Data section –
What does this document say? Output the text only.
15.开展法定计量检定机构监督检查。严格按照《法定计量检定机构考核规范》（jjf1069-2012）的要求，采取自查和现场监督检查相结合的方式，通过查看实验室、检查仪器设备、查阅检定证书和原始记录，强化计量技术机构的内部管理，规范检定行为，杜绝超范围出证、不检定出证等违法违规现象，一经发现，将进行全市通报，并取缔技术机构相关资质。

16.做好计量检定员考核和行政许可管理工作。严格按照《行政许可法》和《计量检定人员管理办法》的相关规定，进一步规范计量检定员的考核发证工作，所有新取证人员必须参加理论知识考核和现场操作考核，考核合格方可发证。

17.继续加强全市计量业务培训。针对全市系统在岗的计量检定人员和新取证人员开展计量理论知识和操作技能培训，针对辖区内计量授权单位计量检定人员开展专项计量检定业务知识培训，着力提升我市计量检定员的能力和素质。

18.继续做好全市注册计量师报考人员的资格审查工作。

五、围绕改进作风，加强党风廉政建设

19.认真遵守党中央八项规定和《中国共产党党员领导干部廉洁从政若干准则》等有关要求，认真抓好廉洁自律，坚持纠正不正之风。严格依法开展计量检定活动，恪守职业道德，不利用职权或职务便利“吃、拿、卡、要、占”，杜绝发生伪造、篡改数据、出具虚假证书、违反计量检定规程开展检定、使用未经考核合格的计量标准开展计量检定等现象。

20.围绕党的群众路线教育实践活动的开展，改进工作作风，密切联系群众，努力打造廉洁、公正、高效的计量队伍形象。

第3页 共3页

Task brief – Copy the material above verbatim.

Solution –
What does this document say? Output the text only.
15.开展法定计量检定机构监督检查。严格按照《法定计量检定机构考核规范》（jjf1069-2012）的要求，采取自查和现场监督检查相结合的方式，通过查看实验室、检查仪器设备、查阅检定证书和原始记录，强化计量技术机构的内部管理，规范检定行为，杜绝超范围出证、不检定出证等违法违规现象，一经发现，将进行全市通报，并取缔技术机构相关资质。

16.做好计量检定员考核和行政许可管理工作。严格按照《行政许可法》和《计量检定人员管理办法》的相关规定，进一步规范计量检定员的考核发证工作，所有新取证人员必须参加理论知识考核和现场操作考核，考核合格方可发证。

17.继续加强全市计量业务培训。针对全市系统在岗的计量检定人员和新取证人员开展计量理论知识和操作技能培训，针对辖区内计量授权单位计量检定人员开展专项计量检定业务知识培训，着力提升我市计量检定员的能力和素质。

18.继续做好全市注册计量师报考人员的资格审查工作。

五、围绕改进作风，加强党风廉政建设

19.认真遵守党中央八项规定和《中国共产党党员领导干部廉洁从政若干准则》等有关要求，认真抓好廉洁自律，坚持纠正不正之风。严格依法开展计量检定活动，恪守职业道德，不利用职权或职务便利“吃、拿、卡、要、占”，杜绝发生伪造、篡改数据、出具虚假证书、违反计量检定规程开展检定、使用未经考核合格的计量标准开展计量检定等现象。

20.围绕党的群众路线教育实践活动的开展，改进工作作风，密切联系群众，努力打造廉洁、公正、高效的计量队伍形象。

第3页 共3页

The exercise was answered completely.